Records from a data collection
§
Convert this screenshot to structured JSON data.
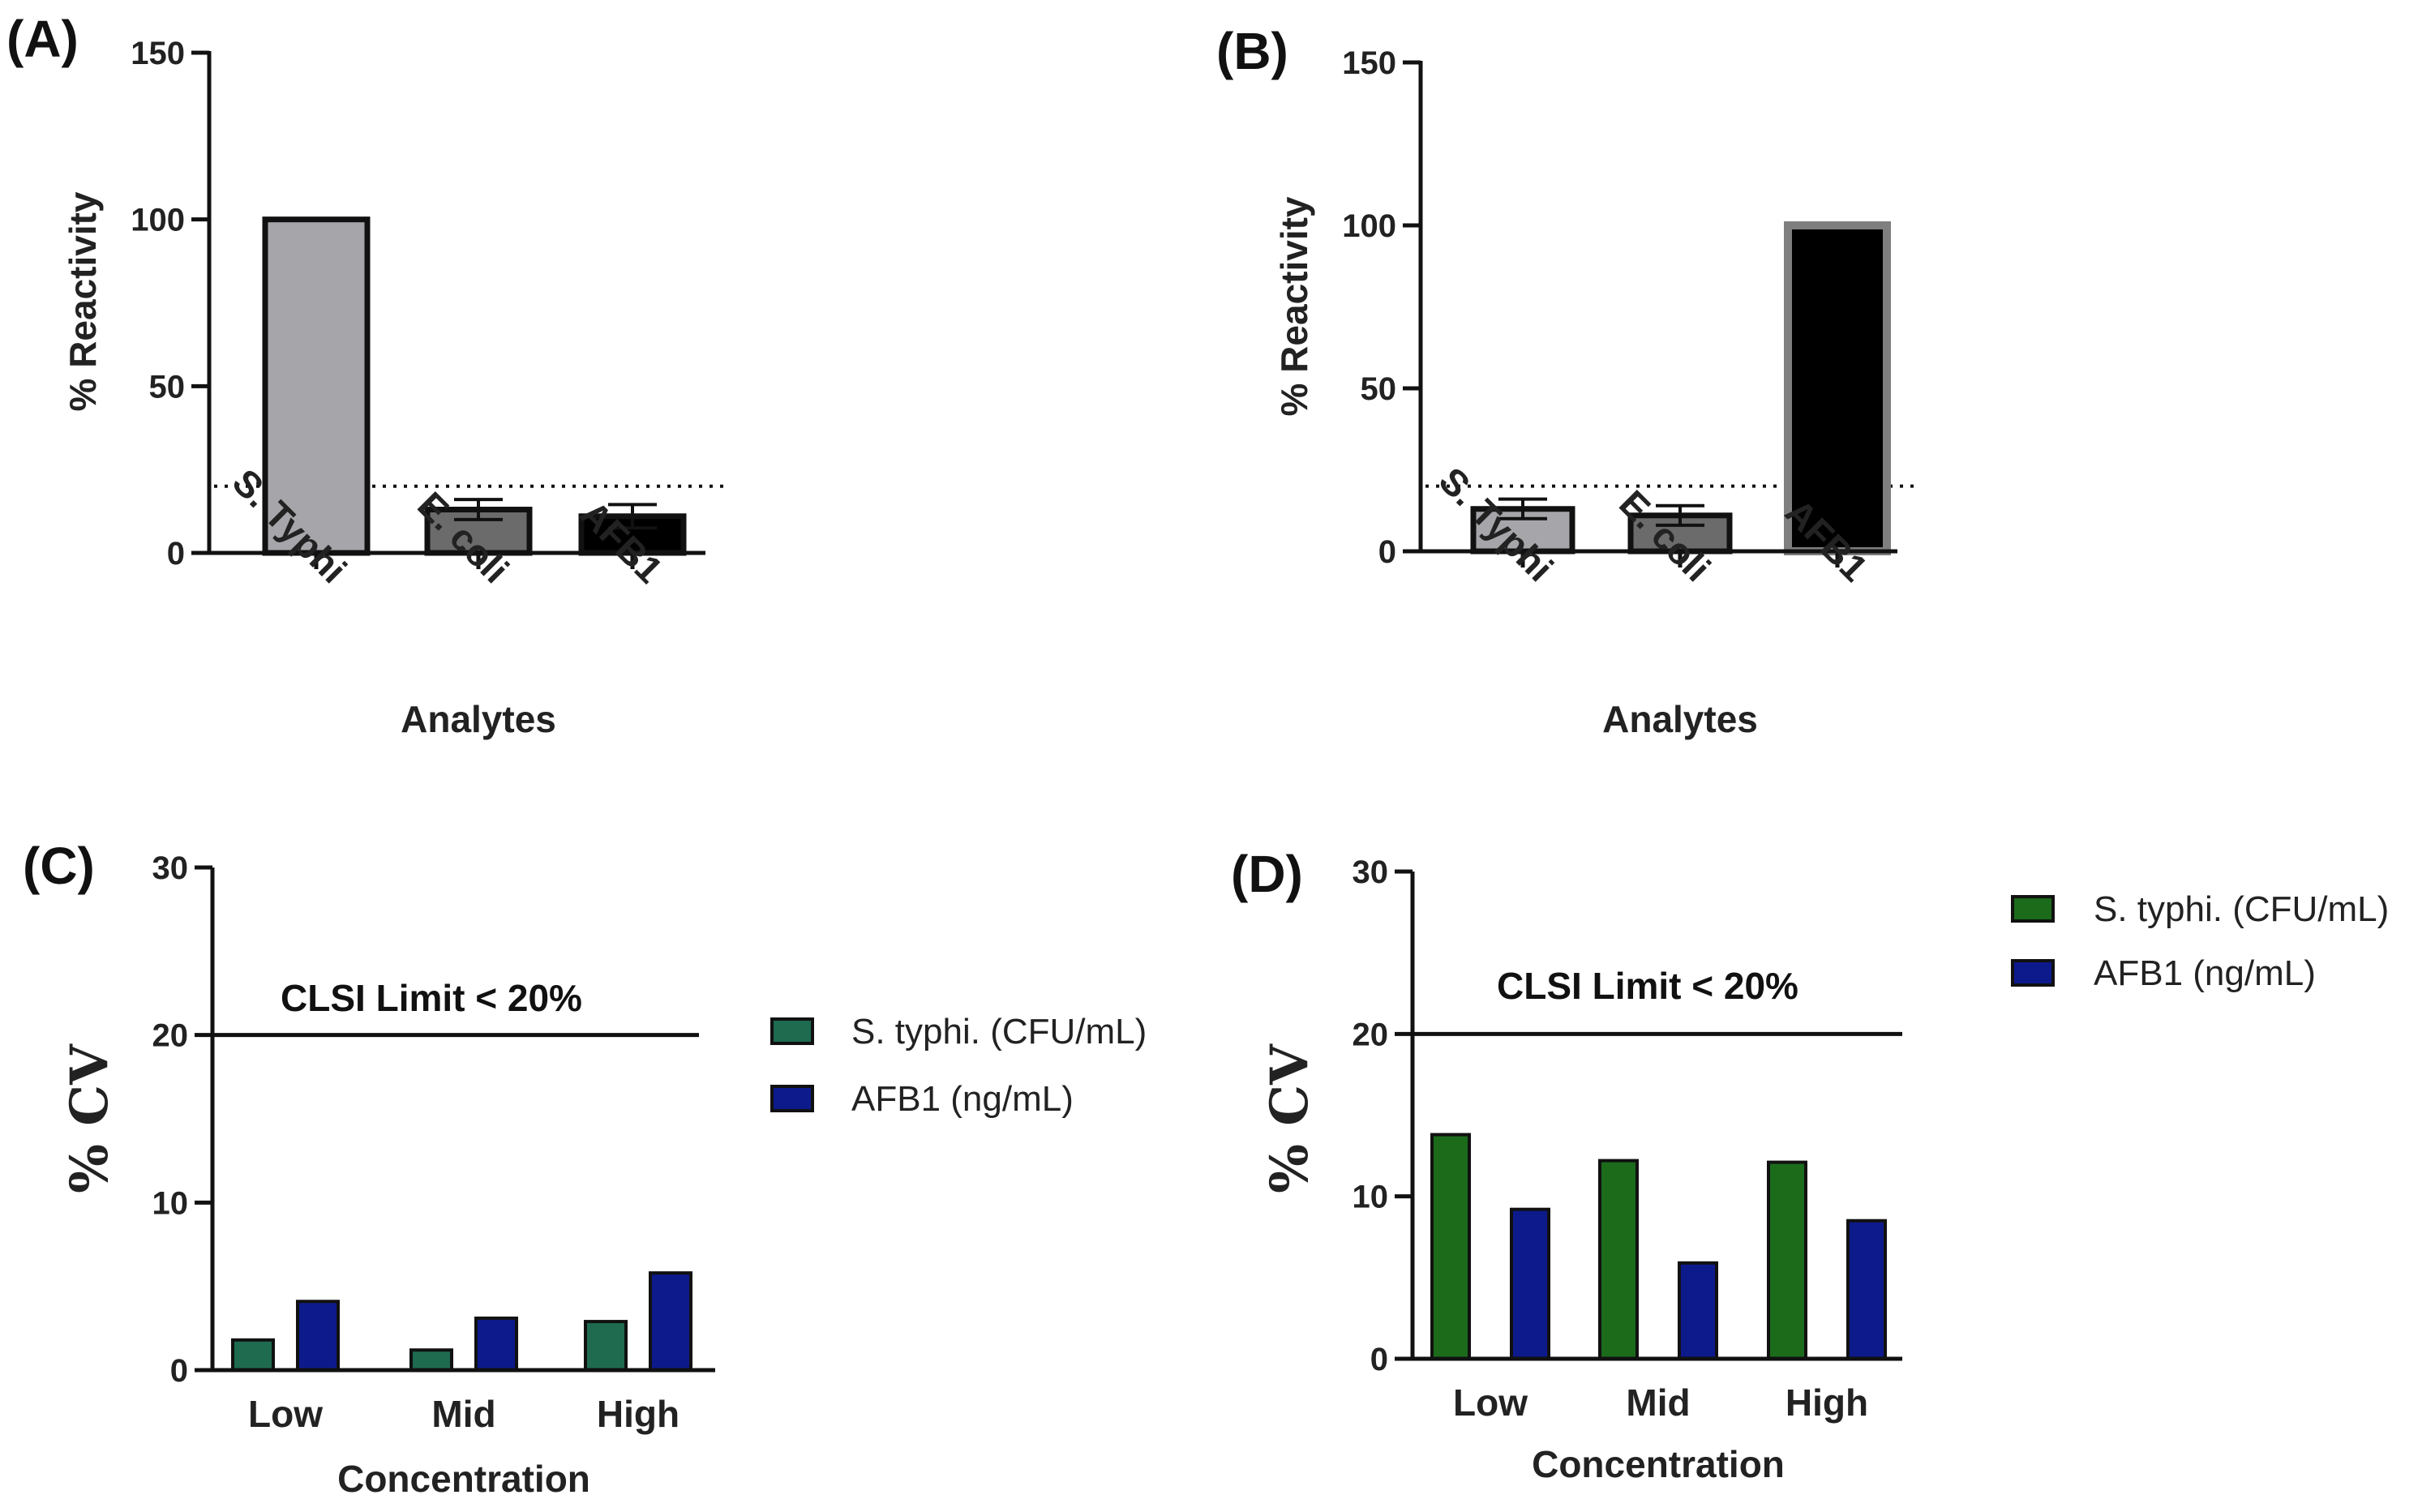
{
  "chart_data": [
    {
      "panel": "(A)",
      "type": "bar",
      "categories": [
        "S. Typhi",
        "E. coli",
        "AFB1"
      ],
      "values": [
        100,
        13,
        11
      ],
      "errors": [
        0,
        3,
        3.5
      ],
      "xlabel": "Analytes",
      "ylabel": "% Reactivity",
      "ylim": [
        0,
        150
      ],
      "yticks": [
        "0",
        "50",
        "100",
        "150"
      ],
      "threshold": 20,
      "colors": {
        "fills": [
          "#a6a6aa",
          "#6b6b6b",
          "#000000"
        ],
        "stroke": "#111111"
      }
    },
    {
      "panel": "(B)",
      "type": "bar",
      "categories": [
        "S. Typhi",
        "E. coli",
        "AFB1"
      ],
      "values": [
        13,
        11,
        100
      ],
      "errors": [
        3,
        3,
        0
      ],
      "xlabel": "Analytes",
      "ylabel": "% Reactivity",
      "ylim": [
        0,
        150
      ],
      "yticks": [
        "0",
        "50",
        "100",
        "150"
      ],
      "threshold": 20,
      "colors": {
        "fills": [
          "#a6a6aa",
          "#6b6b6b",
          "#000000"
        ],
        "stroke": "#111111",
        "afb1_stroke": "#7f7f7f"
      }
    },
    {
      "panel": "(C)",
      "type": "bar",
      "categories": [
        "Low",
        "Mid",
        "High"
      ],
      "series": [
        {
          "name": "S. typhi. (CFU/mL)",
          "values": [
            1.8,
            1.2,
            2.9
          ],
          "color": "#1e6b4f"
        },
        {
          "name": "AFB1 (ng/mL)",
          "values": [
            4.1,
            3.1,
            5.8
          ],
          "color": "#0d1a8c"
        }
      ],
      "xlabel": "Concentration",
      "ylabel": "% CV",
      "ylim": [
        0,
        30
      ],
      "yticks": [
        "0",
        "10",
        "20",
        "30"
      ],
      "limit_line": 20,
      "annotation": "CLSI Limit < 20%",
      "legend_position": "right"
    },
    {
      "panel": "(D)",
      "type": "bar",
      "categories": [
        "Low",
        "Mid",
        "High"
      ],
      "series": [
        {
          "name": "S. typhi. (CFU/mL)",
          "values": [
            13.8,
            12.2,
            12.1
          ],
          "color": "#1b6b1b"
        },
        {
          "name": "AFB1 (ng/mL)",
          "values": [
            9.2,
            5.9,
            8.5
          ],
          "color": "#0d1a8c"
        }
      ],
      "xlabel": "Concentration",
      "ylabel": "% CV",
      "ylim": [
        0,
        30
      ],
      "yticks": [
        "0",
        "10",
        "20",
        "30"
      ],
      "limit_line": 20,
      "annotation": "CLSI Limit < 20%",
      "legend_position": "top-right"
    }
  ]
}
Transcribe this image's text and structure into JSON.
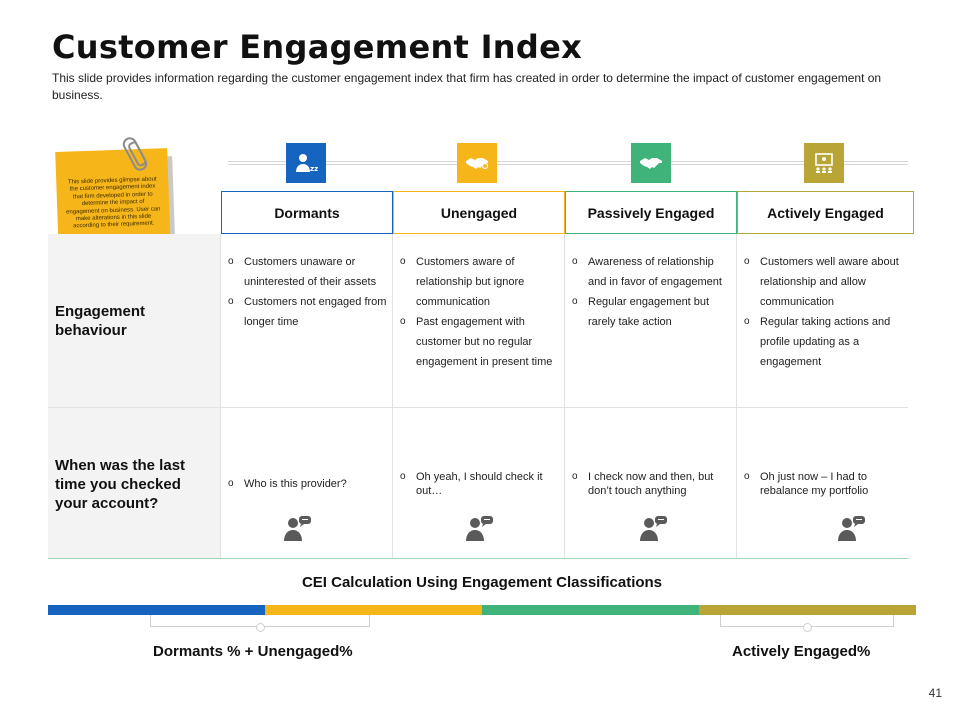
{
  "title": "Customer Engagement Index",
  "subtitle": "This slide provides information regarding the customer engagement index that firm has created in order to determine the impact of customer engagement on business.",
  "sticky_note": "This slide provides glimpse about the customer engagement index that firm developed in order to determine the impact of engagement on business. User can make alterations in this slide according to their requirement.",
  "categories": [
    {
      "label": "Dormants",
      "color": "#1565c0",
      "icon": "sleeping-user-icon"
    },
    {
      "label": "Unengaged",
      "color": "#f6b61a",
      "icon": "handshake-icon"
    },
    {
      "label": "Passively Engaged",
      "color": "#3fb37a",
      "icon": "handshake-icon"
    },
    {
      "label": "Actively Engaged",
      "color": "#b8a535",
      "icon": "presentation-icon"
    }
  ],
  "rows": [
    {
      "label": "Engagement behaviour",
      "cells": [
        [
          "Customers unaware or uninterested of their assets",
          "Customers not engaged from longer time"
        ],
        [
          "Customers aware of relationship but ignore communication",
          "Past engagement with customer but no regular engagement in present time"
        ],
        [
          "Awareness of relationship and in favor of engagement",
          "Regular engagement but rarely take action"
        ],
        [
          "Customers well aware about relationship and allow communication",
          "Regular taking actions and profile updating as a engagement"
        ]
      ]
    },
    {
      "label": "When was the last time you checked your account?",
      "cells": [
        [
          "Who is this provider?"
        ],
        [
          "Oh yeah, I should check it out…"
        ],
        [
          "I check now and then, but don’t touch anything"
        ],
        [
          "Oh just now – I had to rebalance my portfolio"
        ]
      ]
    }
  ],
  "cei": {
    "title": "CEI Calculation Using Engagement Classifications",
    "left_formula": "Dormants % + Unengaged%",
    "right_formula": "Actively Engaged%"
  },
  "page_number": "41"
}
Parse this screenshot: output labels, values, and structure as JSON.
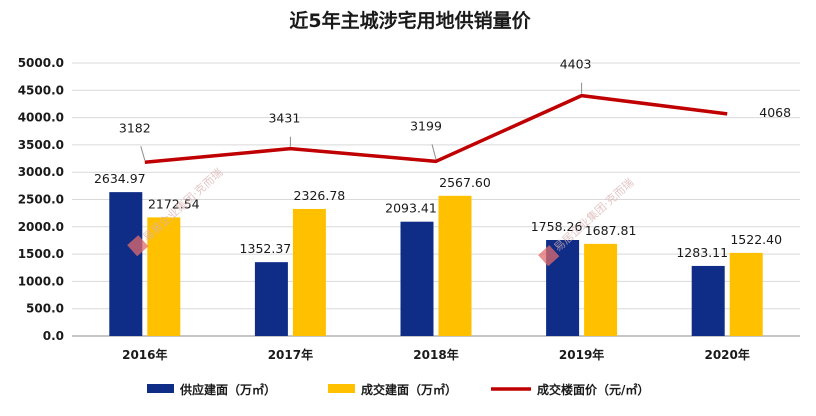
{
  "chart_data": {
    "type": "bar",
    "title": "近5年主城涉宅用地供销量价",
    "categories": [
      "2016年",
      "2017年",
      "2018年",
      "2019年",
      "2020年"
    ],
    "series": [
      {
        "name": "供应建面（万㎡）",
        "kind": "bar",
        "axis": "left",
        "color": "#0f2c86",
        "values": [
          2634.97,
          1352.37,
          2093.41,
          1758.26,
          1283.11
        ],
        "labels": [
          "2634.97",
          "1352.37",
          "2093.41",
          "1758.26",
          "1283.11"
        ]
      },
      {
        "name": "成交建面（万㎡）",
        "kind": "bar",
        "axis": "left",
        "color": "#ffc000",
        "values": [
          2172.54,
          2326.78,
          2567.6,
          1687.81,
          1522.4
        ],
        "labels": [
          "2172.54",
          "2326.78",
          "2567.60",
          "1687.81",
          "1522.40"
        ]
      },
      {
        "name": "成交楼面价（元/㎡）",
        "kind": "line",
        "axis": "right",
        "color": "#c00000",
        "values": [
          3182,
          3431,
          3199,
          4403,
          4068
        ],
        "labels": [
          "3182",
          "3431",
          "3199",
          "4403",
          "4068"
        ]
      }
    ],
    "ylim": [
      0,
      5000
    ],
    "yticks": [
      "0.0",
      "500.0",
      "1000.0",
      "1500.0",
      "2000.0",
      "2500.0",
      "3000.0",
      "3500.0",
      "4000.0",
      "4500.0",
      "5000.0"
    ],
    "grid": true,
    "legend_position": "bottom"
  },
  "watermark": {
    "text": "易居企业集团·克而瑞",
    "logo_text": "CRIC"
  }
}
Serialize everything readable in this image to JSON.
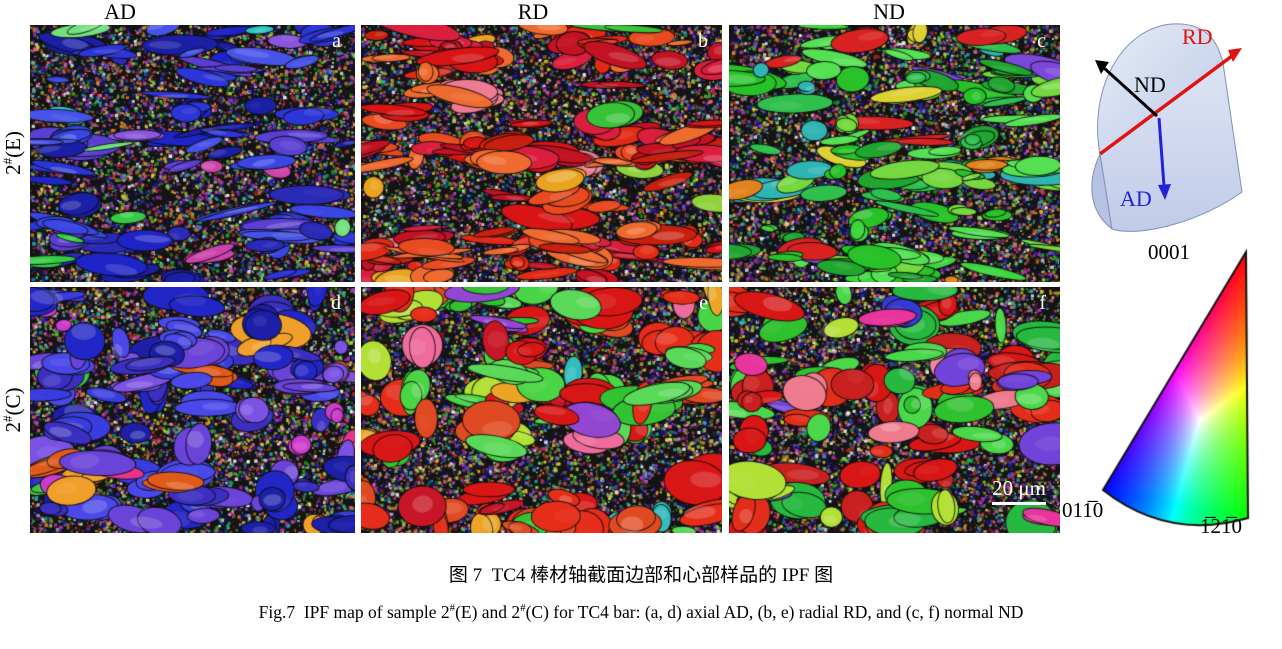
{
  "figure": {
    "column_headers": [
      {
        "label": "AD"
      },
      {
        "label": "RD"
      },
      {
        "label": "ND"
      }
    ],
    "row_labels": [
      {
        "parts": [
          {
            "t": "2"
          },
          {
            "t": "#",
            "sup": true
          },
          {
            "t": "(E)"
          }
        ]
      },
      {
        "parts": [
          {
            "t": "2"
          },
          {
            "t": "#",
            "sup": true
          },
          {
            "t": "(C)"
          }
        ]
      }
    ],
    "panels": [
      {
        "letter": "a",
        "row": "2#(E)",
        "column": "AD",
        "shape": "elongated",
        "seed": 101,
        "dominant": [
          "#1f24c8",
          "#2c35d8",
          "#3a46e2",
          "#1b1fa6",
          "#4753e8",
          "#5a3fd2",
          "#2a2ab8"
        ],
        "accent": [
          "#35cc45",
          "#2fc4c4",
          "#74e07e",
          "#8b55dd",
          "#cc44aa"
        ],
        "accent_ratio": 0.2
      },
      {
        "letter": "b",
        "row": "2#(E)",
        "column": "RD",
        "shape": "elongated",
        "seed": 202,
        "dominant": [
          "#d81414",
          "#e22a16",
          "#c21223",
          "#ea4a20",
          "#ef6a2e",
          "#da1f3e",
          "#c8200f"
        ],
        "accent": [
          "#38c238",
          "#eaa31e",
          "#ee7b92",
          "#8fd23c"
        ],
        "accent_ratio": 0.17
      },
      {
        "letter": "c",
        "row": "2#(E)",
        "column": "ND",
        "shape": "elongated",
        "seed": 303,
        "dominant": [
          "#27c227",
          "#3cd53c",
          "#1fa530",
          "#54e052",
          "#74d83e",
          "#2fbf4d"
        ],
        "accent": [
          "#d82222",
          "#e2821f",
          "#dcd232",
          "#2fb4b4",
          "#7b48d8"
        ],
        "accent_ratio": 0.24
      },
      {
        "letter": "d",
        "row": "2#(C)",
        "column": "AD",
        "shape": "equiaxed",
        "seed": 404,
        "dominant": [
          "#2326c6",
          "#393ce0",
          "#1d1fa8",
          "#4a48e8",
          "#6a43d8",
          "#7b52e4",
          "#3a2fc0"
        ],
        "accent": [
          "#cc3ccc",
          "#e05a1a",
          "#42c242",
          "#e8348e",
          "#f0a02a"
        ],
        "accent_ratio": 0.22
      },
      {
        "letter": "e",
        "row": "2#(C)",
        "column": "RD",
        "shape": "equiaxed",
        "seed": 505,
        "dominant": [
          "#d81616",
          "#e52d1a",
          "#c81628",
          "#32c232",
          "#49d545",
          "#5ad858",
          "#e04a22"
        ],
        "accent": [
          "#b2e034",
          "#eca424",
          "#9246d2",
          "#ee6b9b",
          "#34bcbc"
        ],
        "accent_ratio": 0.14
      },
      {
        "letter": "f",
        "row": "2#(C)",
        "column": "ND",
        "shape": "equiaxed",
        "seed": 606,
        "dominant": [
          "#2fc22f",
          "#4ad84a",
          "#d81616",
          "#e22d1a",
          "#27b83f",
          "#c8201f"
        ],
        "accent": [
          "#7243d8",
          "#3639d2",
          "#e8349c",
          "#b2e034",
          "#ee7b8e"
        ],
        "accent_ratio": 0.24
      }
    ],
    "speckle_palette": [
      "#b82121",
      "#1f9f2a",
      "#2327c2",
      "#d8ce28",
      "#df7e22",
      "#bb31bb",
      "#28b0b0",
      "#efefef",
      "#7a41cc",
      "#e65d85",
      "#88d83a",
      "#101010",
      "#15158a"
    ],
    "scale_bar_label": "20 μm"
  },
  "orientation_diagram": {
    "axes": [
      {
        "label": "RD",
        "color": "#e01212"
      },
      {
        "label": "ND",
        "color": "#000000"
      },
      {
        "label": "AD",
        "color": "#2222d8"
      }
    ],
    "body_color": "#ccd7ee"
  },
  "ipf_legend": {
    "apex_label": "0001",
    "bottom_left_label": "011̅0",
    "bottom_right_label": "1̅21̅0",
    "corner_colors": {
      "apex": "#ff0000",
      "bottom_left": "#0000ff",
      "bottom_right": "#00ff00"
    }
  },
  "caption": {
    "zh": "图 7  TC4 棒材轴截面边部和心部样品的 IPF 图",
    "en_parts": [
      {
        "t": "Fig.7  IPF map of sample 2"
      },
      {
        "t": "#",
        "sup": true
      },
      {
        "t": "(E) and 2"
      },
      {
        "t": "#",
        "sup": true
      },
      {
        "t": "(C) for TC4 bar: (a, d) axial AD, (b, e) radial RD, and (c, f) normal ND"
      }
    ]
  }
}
§
■ **WHAT TO WORK ON**
Copy out each line of the entries that holds "communication".

■ **SOLVED PROBLEM**
          "Customers aware of relationship but ignore communication",
          "Customers well aware about relationship and allow communication",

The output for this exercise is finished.